Items listed in a dataset
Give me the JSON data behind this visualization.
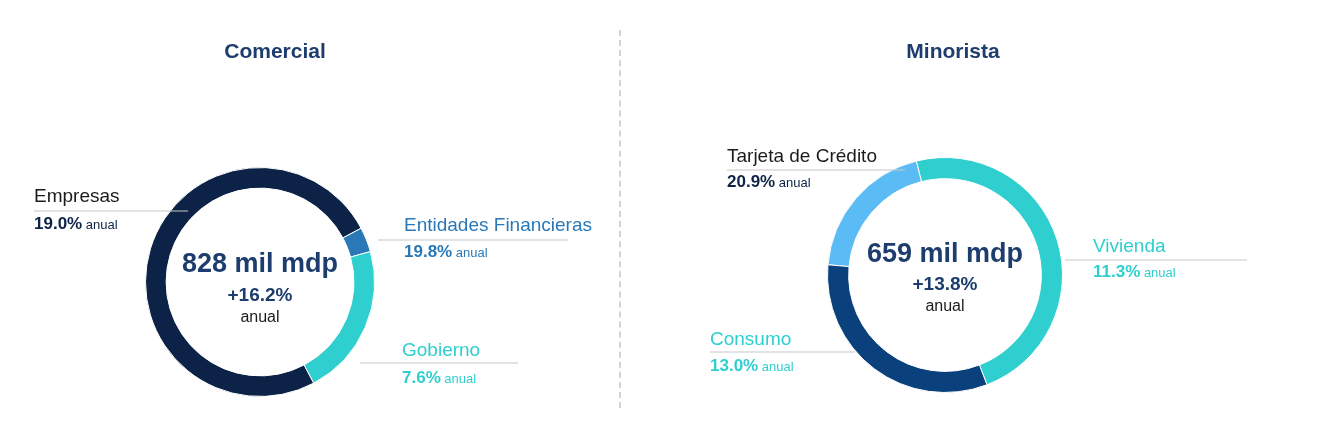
{
  "chart_data": [
    {
      "type": "donut",
      "title": "Comercial",
      "categories": [
        "Empresas",
        "Entidades Financieras",
        "Gobierno"
      ],
      "values": [
        75,
        3.5,
        21.5
      ],
      "colors": [
        "#0c2347",
        "#2a78b8",
        "#2fcfcf"
      ],
      "annotations": [
        "828 mil mdp",
        "+16.2%",
        "anual",
        "19.0% anual",
        "19.8% anual",
        "7.6% anual"
      ]
    },
    {
      "type": "donut",
      "title": "Minorista",
      "categories": [
        "Tarjeta de Crédito",
        "Vivienda",
        "Consumo"
      ],
      "values": [
        19.7,
        48.1,
        32.2
      ],
      "colors": [
        "#5bbcf5",
        "#2fcfcf",
        "#0a407c"
      ],
      "annotations": [
        "659 mil mdp",
        "+13.8%",
        "anual",
        "20.9% anual",
        "11.3% anual",
        "13.0% anual"
      ]
    }
  ]
}
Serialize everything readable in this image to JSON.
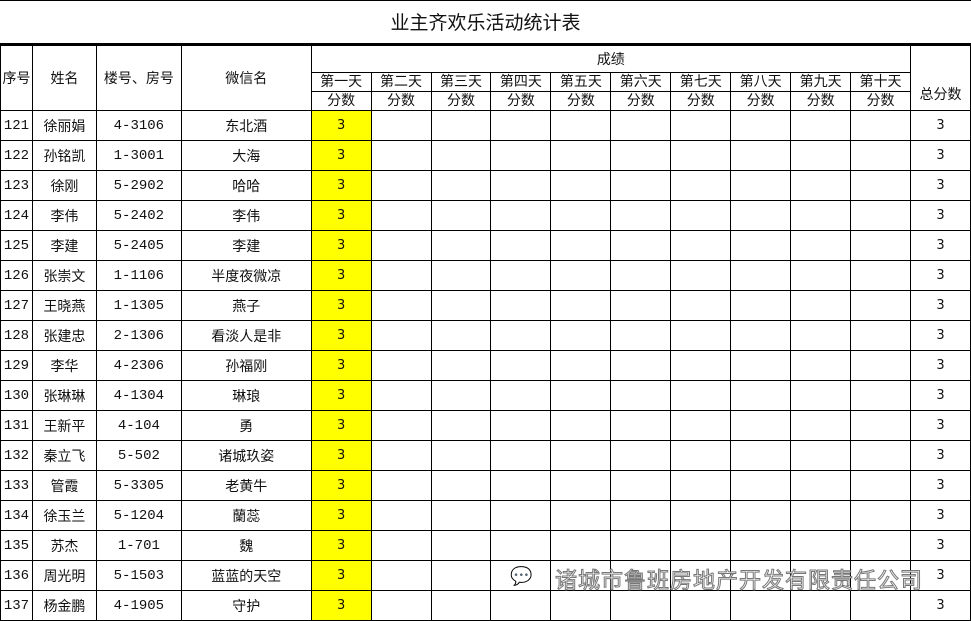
{
  "title": "业主齐欢乐活动统计表",
  "headers": {
    "seq": "序号",
    "name": "姓名",
    "room": "楼号、房号",
    "wechat": "微信名",
    "score_group": "成绩",
    "days": [
      "第一天",
      "第二天",
      "第三天",
      "第四天",
      "第五天",
      "第六天",
      "第七天",
      "第八天",
      "第九天",
      "第十天"
    ],
    "score": "分数",
    "total": "总分数"
  },
  "highlight_color": "#ffff00",
  "rows": [
    {
      "seq": "121",
      "name": "徐丽娟",
      "room": "4-3106",
      "wechat": "东北酒",
      "day1": "3",
      "total": "3"
    },
    {
      "seq": "122",
      "name": "孙铭凯",
      "room": "1-3001",
      "wechat": "大海",
      "day1": "3",
      "total": "3"
    },
    {
      "seq": "123",
      "name": "徐刚",
      "room": "5-2902",
      "wechat": "哈哈",
      "day1": "3",
      "total": "3"
    },
    {
      "seq": "124",
      "name": "李伟",
      "room": "5-2402",
      "wechat": "李伟",
      "day1": "3",
      "total": "3"
    },
    {
      "seq": "125",
      "name": "李建",
      "room": "5-2405",
      "wechat": "李建",
      "day1": "3",
      "total": "3"
    },
    {
      "seq": "126",
      "name": "张崇文",
      "room": "1-1106",
      "wechat": "半度夜微凉",
      "day1": "3",
      "total": "3"
    },
    {
      "seq": "127",
      "name": "王晓燕",
      "room": "1-1305",
      "wechat": "燕子",
      "day1": "3",
      "total": "3"
    },
    {
      "seq": "128",
      "name": "张建忠",
      "room": "2-1306",
      "wechat": "看淡人是非",
      "day1": "3",
      "total": "3"
    },
    {
      "seq": "129",
      "name": "李华",
      "room": "4-2306",
      "wechat": "孙福刚",
      "day1": "3",
      "total": "3"
    },
    {
      "seq": "130",
      "name": "张琳琳",
      "room": "4-1304",
      "wechat": "琳琅",
      "day1": "3",
      "total": "3"
    },
    {
      "seq": "131",
      "name": "王新平",
      "room": "4-104",
      "wechat": "勇",
      "day1": "3",
      "total": "3"
    },
    {
      "seq": "132",
      "name": "秦立飞",
      "room": "5-502",
      "wechat": "诸城玖姿",
      "day1": "3",
      "total": "3"
    },
    {
      "seq": "133",
      "name": "管霞",
      "room": "5-3305",
      "wechat": "老黄牛",
      "day1": "3",
      "total": "3"
    },
    {
      "seq": "134",
      "name": "徐玉兰",
      "room": "5-1204",
      "wechat": "蘭蕊",
      "day1": "3",
      "total": "3"
    },
    {
      "seq": "135",
      "name": "苏杰",
      "room": "1-701",
      "wechat": "魏",
      "day1": "3",
      "total": "3"
    },
    {
      "seq": "136",
      "name": "周光明",
      "room": "5-1503",
      "wechat": "蓝蓝的天空",
      "day1": "3",
      "total": "3"
    },
    {
      "seq": "137",
      "name": "杨金鹏",
      "room": "4-1905",
      "wechat": "守护",
      "day1": "3",
      "total": "3"
    }
  ],
  "watermark": "诸城市鲁班房地产开发有限责任公司"
}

• **What the exercise asks**:
Pick out every line above that contains the word "JSON" and copy it.

• **Response to this task**:
Give me the JSON data behind this visualization.
Serialize everything readable in this image to JSON.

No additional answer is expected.